Task prompt:
For the data below, report only the number of lines containing the string "this".

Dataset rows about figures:
━━━━━━━━
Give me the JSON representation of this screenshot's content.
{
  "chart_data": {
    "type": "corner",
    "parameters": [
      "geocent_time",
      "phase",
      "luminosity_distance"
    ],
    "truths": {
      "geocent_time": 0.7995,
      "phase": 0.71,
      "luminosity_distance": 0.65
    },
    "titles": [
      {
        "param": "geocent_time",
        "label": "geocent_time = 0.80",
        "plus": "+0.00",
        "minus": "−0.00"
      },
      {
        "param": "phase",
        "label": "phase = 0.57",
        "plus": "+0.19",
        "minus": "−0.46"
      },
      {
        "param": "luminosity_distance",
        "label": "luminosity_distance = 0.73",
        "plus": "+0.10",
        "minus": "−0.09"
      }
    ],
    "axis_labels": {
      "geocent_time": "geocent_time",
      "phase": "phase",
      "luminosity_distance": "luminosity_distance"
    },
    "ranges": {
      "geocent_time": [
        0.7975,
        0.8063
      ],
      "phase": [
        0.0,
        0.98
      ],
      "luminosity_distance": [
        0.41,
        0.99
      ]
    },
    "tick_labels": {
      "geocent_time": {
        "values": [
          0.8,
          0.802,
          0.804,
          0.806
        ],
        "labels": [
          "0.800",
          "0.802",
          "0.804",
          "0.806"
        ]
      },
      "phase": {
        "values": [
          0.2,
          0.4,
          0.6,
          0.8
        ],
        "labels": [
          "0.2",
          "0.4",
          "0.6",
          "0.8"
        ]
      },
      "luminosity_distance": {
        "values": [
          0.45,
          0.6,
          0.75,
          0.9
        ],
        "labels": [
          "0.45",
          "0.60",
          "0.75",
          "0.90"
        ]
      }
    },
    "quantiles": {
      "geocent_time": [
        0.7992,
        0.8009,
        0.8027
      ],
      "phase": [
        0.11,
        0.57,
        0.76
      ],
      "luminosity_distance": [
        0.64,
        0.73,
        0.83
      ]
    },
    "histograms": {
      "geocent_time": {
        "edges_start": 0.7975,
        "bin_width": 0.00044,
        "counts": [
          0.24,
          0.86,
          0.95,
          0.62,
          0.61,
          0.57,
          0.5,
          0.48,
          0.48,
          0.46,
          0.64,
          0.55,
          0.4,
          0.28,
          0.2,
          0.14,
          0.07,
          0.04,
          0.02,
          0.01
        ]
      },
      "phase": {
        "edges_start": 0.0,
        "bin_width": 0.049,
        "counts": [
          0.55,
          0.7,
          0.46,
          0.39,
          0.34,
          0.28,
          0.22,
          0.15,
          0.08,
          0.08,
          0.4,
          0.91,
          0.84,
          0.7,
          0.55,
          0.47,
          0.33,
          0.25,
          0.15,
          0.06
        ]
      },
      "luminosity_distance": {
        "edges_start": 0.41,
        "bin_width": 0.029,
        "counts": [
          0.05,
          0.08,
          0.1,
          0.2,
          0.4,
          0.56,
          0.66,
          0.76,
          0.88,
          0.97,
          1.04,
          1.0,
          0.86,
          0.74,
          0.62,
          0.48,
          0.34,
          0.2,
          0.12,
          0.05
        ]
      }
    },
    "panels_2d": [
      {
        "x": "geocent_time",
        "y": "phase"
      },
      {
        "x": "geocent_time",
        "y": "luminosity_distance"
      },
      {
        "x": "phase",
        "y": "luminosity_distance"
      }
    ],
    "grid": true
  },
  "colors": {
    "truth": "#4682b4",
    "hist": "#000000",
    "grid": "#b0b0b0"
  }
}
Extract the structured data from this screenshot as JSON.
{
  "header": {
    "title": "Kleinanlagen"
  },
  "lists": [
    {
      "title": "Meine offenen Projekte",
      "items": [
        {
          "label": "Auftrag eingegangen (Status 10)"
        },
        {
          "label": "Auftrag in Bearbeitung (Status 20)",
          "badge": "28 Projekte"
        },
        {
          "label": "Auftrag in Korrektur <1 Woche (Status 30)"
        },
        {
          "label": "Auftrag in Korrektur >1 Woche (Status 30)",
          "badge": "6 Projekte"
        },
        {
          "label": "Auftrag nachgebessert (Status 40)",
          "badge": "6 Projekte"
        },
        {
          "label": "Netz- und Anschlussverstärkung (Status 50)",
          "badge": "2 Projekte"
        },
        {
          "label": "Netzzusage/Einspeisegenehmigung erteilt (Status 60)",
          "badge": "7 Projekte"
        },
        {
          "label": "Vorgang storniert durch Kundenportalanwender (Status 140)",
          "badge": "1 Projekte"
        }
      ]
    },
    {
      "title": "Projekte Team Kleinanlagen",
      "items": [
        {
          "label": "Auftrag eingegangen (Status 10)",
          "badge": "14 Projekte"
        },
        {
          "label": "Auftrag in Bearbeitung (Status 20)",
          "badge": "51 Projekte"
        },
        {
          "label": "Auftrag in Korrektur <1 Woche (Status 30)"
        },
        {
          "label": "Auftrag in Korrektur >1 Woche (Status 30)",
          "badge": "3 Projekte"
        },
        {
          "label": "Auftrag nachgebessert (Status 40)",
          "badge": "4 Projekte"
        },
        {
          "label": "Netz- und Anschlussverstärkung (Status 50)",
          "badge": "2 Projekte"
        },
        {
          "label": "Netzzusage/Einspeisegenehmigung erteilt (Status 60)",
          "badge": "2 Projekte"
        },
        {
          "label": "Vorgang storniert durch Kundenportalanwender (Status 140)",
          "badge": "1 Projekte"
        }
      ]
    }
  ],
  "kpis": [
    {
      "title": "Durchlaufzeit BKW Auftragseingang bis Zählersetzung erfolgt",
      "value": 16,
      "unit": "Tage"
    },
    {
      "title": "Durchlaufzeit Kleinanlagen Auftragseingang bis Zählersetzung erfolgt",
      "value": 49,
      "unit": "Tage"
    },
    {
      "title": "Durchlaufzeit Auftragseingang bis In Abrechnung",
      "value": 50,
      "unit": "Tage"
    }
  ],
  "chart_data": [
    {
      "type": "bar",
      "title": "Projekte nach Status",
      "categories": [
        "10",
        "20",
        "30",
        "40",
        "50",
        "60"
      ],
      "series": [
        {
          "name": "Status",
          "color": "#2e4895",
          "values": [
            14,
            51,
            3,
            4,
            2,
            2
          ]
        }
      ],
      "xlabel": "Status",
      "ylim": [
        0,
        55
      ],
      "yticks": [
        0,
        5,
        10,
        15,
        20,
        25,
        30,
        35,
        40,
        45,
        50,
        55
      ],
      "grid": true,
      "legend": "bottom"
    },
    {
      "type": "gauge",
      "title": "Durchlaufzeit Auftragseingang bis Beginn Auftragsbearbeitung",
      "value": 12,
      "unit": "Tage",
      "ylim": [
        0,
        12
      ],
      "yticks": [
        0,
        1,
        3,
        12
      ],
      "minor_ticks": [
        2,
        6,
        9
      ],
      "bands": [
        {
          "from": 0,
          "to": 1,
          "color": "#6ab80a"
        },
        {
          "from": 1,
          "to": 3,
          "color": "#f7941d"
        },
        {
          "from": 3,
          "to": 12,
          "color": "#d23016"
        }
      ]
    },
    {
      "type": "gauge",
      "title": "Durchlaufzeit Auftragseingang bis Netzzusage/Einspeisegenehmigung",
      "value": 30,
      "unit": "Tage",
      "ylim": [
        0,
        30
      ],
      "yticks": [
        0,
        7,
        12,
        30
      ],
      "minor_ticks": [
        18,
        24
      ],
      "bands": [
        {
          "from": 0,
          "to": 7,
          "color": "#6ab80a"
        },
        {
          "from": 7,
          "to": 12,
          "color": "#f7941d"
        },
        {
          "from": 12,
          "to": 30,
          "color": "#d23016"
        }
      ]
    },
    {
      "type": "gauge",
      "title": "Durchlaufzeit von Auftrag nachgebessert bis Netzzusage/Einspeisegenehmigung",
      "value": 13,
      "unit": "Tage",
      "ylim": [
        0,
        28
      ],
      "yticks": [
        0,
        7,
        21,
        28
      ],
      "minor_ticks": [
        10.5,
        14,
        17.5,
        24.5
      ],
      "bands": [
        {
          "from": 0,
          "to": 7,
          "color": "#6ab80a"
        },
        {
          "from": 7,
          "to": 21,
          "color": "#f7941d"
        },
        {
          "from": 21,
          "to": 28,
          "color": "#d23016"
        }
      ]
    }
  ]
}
━━━━━━━━
Written solution:
2